Report only the number of lines in this material that include the string "Bloquear".

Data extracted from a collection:
^^^^^^^^^^^^^^^^

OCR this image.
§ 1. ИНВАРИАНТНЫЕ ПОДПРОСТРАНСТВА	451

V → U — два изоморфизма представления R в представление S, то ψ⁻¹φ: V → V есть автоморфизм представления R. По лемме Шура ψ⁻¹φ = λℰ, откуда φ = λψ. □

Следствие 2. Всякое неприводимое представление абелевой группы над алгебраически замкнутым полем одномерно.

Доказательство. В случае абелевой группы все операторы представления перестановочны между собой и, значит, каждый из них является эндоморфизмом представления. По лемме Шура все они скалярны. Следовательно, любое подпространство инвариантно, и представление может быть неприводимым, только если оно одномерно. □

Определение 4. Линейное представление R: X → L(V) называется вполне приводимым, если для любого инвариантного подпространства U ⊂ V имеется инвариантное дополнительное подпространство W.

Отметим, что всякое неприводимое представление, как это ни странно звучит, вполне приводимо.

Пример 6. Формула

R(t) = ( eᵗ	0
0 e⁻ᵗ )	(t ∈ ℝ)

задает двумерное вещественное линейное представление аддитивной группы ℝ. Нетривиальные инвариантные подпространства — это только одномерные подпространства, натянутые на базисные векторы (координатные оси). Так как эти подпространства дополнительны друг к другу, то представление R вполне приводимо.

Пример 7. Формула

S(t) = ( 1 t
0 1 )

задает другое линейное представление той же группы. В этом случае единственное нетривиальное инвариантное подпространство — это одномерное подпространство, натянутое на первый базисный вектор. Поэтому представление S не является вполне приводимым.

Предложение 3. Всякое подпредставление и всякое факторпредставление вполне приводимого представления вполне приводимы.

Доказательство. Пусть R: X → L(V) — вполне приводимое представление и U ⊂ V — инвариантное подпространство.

^^^^^^^^^^^^^^^^

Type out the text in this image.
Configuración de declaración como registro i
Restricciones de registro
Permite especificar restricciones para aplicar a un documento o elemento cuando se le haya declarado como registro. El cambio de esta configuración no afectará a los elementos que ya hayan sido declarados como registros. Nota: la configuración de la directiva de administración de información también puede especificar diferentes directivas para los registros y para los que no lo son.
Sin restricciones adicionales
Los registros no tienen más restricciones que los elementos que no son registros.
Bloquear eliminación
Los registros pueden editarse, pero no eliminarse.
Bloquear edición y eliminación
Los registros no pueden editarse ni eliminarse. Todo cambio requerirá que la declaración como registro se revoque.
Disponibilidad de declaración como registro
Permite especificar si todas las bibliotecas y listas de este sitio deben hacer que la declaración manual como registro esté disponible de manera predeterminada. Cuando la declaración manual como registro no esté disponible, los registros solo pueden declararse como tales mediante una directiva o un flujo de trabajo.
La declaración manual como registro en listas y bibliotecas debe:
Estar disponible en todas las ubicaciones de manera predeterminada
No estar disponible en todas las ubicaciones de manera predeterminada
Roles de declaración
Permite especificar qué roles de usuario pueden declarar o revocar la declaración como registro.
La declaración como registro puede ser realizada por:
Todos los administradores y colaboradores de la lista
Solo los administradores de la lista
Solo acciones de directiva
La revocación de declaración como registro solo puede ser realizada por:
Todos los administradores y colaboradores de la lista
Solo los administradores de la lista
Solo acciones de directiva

^^^^^^^^^^^^^^^^

Solution for this exercise.
2